Written request: In the entries that follow, how many lines contain "this"? Answer with the number only.

Given information:
══════════
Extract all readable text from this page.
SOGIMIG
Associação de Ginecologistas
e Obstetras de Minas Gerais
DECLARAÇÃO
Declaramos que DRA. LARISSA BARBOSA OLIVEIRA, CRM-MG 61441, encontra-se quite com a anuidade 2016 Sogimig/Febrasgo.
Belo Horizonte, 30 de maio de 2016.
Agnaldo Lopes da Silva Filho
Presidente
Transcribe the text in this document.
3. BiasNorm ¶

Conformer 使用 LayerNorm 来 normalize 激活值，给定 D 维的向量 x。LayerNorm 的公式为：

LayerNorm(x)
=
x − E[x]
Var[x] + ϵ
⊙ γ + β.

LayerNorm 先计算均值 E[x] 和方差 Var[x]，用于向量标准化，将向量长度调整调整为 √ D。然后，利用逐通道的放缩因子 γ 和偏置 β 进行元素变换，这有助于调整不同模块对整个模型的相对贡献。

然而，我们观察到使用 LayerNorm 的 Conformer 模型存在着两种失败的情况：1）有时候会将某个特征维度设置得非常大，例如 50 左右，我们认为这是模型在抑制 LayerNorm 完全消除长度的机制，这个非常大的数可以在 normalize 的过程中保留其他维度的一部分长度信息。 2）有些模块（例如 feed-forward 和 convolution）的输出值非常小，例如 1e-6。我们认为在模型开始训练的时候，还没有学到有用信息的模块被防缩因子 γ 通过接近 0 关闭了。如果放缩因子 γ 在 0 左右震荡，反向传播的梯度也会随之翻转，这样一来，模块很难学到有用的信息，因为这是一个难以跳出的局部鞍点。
══════════
In response: 2